-- EXERCISE TASK --
Say how many lines contain the word "Республики" and give no other text.

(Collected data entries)
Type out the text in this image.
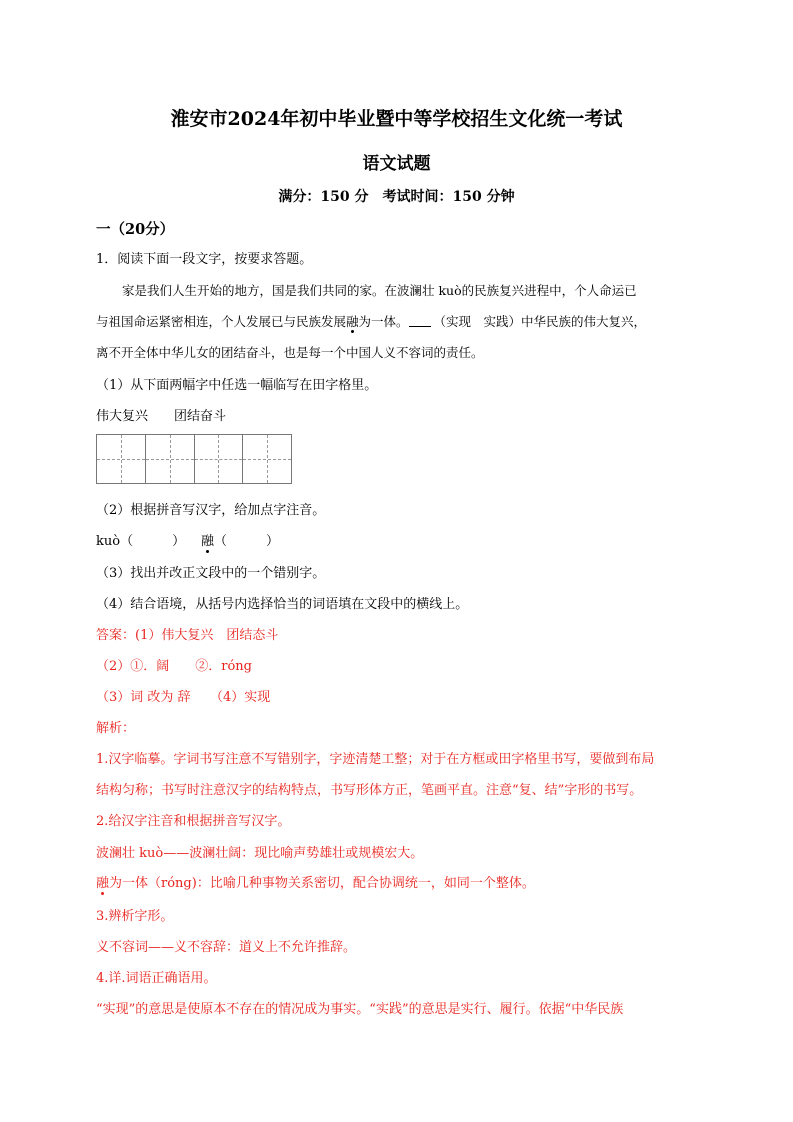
淮安市2024年初中毕业暨中等学校招生文化统一考试
语文试题
满分：150 分　考试时间：150 分钟
一（20分）
1．阅读下面一段文字，按要求答题。
家是我们人生开始的地方，国是我们共同的家。在波澜壮 kuò的民族复兴进程中，个人命运已
与祖国命运紧密相连，个人发展已与民族发展融为一体。 （实现　实践）中华民族的伟大复兴，
离不开全体中华儿女的团结奋斗，也是每一个中国人义不容词的责任。
（1）从下面两幅字中任选一幅临写在田字格里。
伟大复兴　　团结奋斗
（2）根据拼音写汉字，给加点字注音。
kuò（　　　） 融（　　　）
（3）找出并改正文段中的一个错别字。
（4）结合语境，从括号内选择恰当的词语填在文段中的横线上。
答案：(1）伟大复兴　团结态斗
（2）①．阔　　②．róng
（3）词 改为 辞　　（4）实现
解析：
1.汉字临摹。字词书写注意不写错别字，字迹清楚工整；对于在方框或田字格里书写，要做到布局
结构匀称；书写时注意汉字的结构特点，书写形体方正，笔画平直。注意“复、结”字形的书写。
2.给汉字注音和根据拼音写汉字。
波澜壮 kuò——波澜壮阔：现比喻声势雄壮或规模宏大。
融为一体（róng)：比喻几种事物关系密切，配合协调统一，如同一个整体。
3.辨析字形。
义不容词——义不容辞：道义上不允许推辞。
4.详.词语正确语用。
“实现”的意思是使原本不存在的情况成为事实。“实践”的意思是实行、履行。依据“中华民族
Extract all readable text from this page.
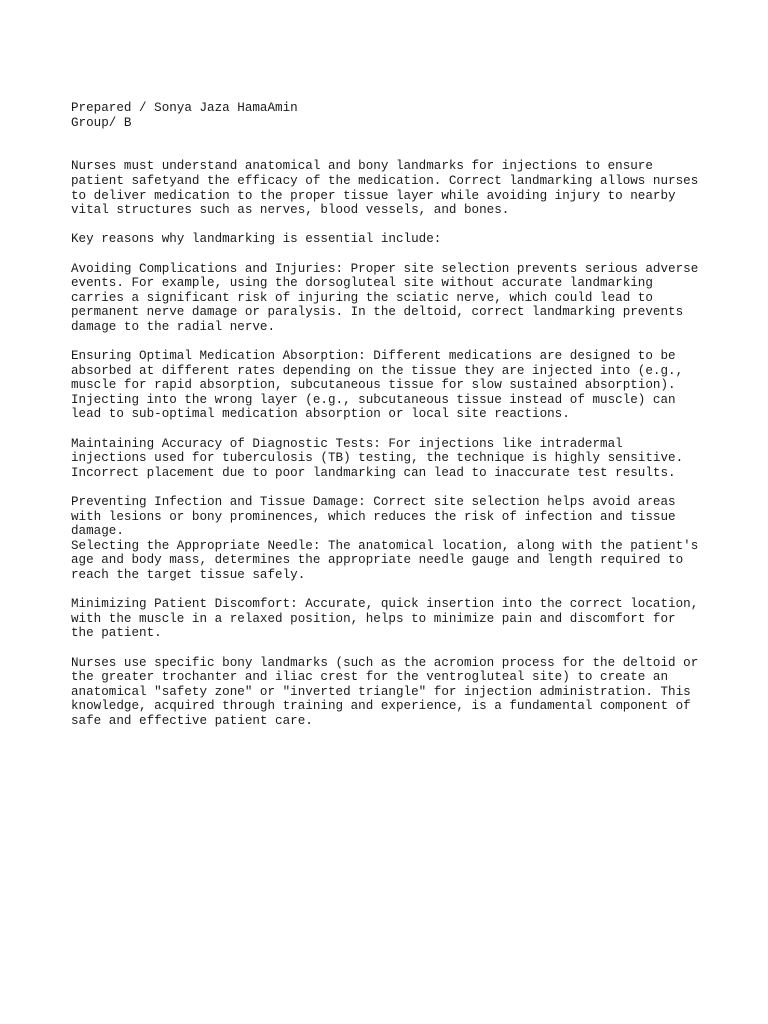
Prepared / Sonya Jaza HamaAmin
Group/ B
Nurses must understand anatomical and bony landmarks for injections to ensure
patient safetyand the efficacy of the medication. Correct landmarking allows nurses
to deliver medication to the proper tissue layer while avoiding injury to nearby
vital structures such as nerves, blood vessels, and bones.
Key reasons why landmarking is essential include:
Avoiding Complications and Injuries: Proper site selection prevents serious adverse
events. For example, using the dorsogluteal site without accurate landmarking
carries a significant risk of injuring the sciatic nerve, which could lead to
permanent nerve damage or paralysis. In the deltoid, correct landmarking prevents
damage to the radial nerve.
Ensuring Optimal Medication Absorption: Different medications are designed to be
absorbed at different rates depending on the tissue they are injected into (e.g.,
muscle for rapid absorption, subcutaneous tissue for slow sustained absorption).
Injecting into the wrong layer (e.g., subcutaneous tissue instead of muscle) can
lead to sub-optimal medication absorption or local site reactions.
Maintaining Accuracy of Diagnostic Tests: For injections like intradermal
injections used for tuberculosis (TB) testing, the technique is highly sensitive.
Incorrect placement due to poor landmarking can lead to inaccurate test results.
Preventing Infection and Tissue Damage: Correct site selection helps avoid areas
with lesions or bony prominences, which reduces the risk of infection and tissue
damage.
Selecting the Appropriate Needle: The anatomical location, along with the patient's
age and body mass, determines the appropriate needle gauge and length required to
reach the target tissue safely.
Minimizing Patient Discomfort: Accurate, quick insertion into the correct location,
with the muscle in a relaxed position, helps to minimize pain and discomfort for
the patient.
Nurses use specific bony landmarks (such as the acromion process for the deltoid or
the greater trochanter and iliac crest for the ventrogluteal site) to create an
anatomical "safety zone" or "inverted triangle" for injection administration. This
knowledge, acquired through training and experience, is a fundamental component of
safe and effective patient care.
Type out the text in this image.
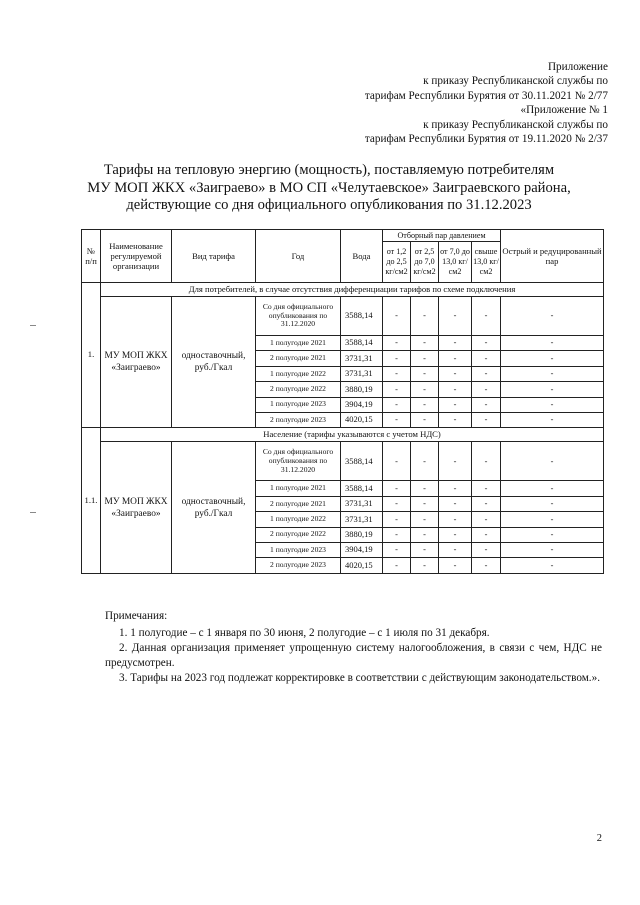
Приложение
к приказу Республиканской службы по
тарифам Республики Бурятия от 30.11.2021 № 2/77
«Приложение № 1
к приказу Республиканской службы по
тарифам Республики Бурятия от 19.11.2020 № 2/37
Тарифы на тепловую энергию (мощность), поставляемую потребителям
МУ МОП ЖКХ «Заиграево» в МО СП «Челутаевское» Заиграевского района,
действующие со дня официального опубликования по 31.12.2023
№ п/п	Наименование регулируемой организации	Вид тарифа	Год	Вода	Отборный пар давлением				Острый и редуцированный пар
					от 1,2 до 2,5 кг/см2	от 2,5 до 7,0 кг/см2	от 7,0 до 13,0 кг/см2	свыше 13,0 кг/см2	
1.	Для потребителей, в случае отсутствия дифференциации тарифов по схеме подключения								
	МУ МОП ЖКХ «Заиграево»	одноставочный, руб./Гкал	Со дня официального опубликования по 31.12.2020	3588,14	-	-	-	-	-
			1 полугодие 2021	3588,14	-	-	-	-	-
			2 полугодие 2021	3731,31	-	-	-	-	-
			1 полугодие 2022	3731,31	-	-	-	-	-
			2 полугодие 2022	3880,19	-	-	-	-	-
			1 полугодие 2023	3904,19	-	-	-	-	-
			2 полугодие 2023	4020,15	-	-	-	-	-
1.1.	Население (тарифы указываются с учетом НДС)								
	МУ МОП ЖКХ «Заиграево»	одноставочный, руб./Гкал	Со дня официального опубликования по 31.12.2020	3588,14	-	-	-	-	-
			1 полугодие 2021	3588,14	-	-	-	-	-
			2 полугодие 2021	3731,31	-	-	-	-	-
			1 полугодие 2022	3731,31	-	-	-	-	-
			2 полугодие 2022	3880,19	-	-	-	-	-
			1 полугодие 2023	3904,19	-	-	-	-	-
			2 полугодие 2023	4020,15	-	-	-	-	-

Примечания:

1. 1 полугодие – с 1 января по 30 июня, 2 полугодие – с 1 июля по 31 декабря.

2. Данная организация применяет упрощенную систему налогообложения, в связи с чем, НДС не предусмотрен.

3. Тарифы на 2023 год подлежат корректировке в соответствии с действующим законодательством.».

2
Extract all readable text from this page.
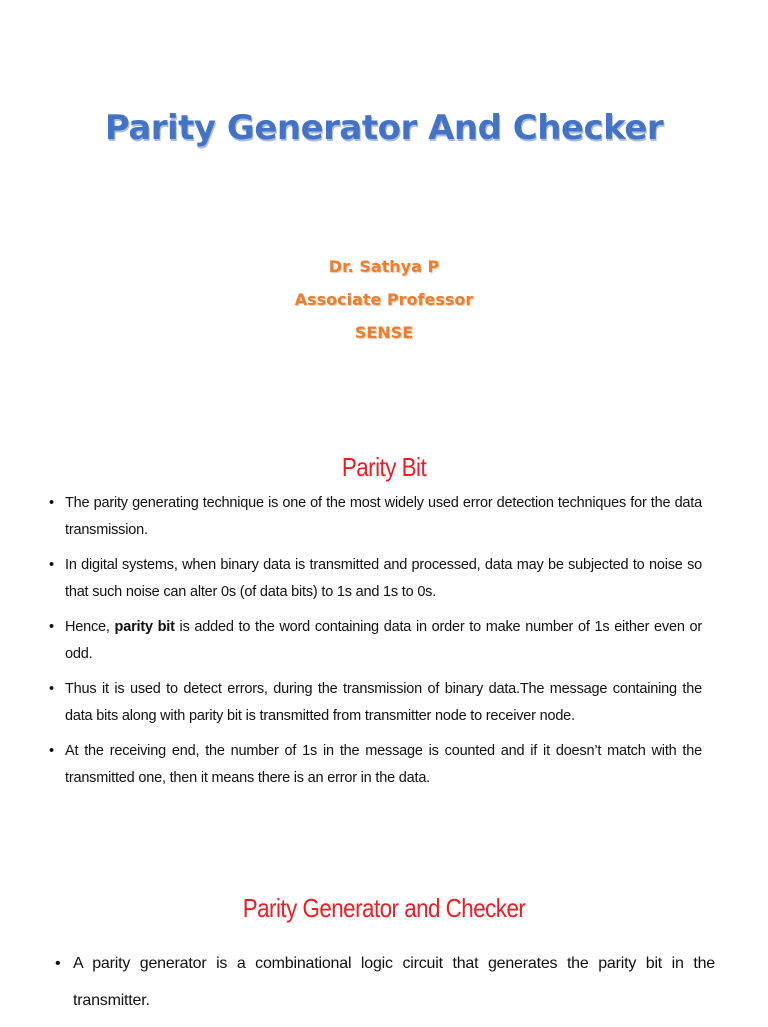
Parity Generator And Checker
Dr. Sathya P
Associate Professor
SENSE
Parity Bit
• The parity generating technique is one of the most widely used error detection techniques for the data transmission.
• In digital systems, when binary data is transmitted and processed, data may be subjected to noise so that such noise can alter 0s (of data bits) to 1s and 1s to 0s.
• Hence, parity bit is added to the word containing data in order to make number of 1s either even or odd.
• Thus it is used to detect errors, during the transmission of binary data.The message containing the data bits along with parity bit is transmitted from transmitter node to receiver node.
• At the receiving end, the number of 1s in the message is counted and if it doesn’t match with the transmitted one, then it means there is an error in the data.
Parity Generator and Checker
• A parity generator is a combinational logic circuit that generates the parity bit in the transmitter.
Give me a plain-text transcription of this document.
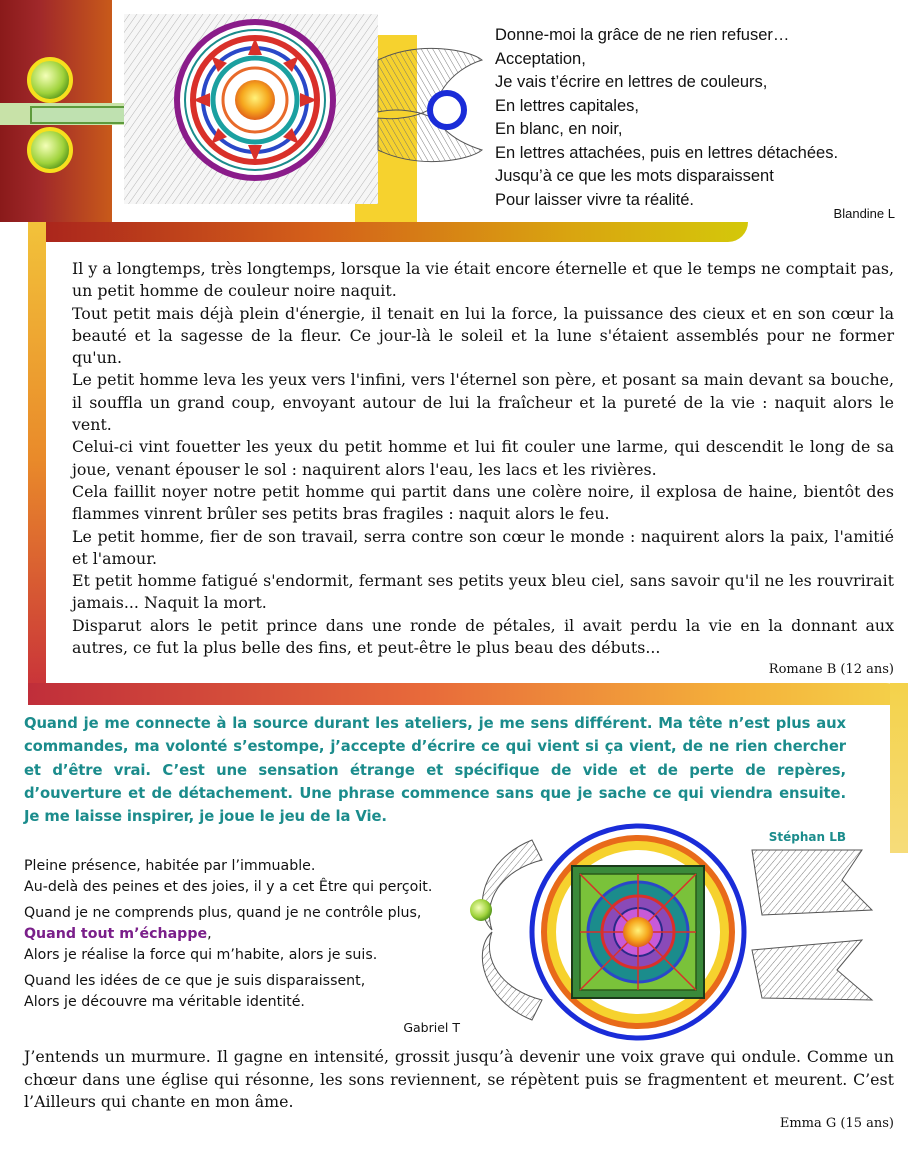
Donne-moi la grâce de ne rien refuser…
Acceptation,
Je vais t’écrire en lettres de couleurs,
En lettres capitales,
En blanc, en noir,
En lettres attachées, puis en lettres détachées.
Jusqu’à ce que les mots disparaissent
Pour laisser vivre ta réalité.
Blandine L

Il y a longtemps, très longtemps, lorsque la vie était encore éternelle et que le temps ne comptait pas, un petit homme de couleur noire naquit.

Tout petit mais déjà plein d'énergie, il tenait en lui la force, la puissance des cieux et en son cœur la beauté et la sagesse de la fleur. Ce jour-là le soleil et la lune s'étaient assemblés pour ne former qu'un.

Le petit homme leva les yeux vers l'infini, vers l'éternel son père, et posant sa main devant sa bouche, il souffla un grand coup, envoyant autour de lui la fraîcheur et la pureté de la vie : naquit alors le vent.

Celui-ci vint fouetter les yeux du petit homme et lui fit couler une larme, qui descendit le long de sa joue, venant épouser le sol : naquirent alors l'eau, les lacs et les rivières.

Cela faillit noyer notre petit homme qui partit dans une colère noire, il explosa de haine, bientôt des flammes vinrent brûler ses petits bras fragiles : naquit alors le feu.

Le petit homme, fier de son travail, serra contre son cœur le monde : naquirent alors la paix, l'amitié et l'amour.

Et petit homme fatigué s'endormit, fermant ses petits yeux bleu ciel, sans savoir qu'il ne les rouvrirait jamais... Naquit la mort.

Disparut alors le petit prince dans une ronde de pétales, il avait perdu la vie en la donnant aux autres, ce fut la plus belle des fins, et peut-être le plus beau des débuts...

Romane B (12 ans)
Quand je me connecte à la source durant les ateliers, je me sens différent. Ma tête n’est plus aux commandes, ma volonté s’estompe, j’accepte d’écrire ce qui vient si ça vient, de ne rien chercher et d’être vrai. C’est une sensation étrange et spécifique de vide et de perte de repères, d’ouverture et de détachement. Une phrase commence sans que je sache ce qui viendra ensuite. Je me laisse inspirer, je joue le jeu de la Vie.
Stéphan LB
Pleine présence, habitée par l’immuable.
Au-delà des peines et des joies, il y a cet Être qui perçoit.
Quand je ne comprends plus, quand je ne contrôle plus,
Quand tout m’échappe,
Alors je réalise la force qui m’habite, alors je suis.
Quand les idées de ce que je suis disparaissent,
Alors je découvre ma véritable identité.
Gabriel T

J’entends un murmure. Il gagne en intensité, grossit jusqu’à devenir une voix grave qui ondule. Comme un chœur dans une église qui résonne, les sons reviennent, se répètent puis se fragmentent et meurent. C’est l’Ailleurs qui chante en mon âme.

Emma G (15 ans)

-- ANSWER BELOW --
2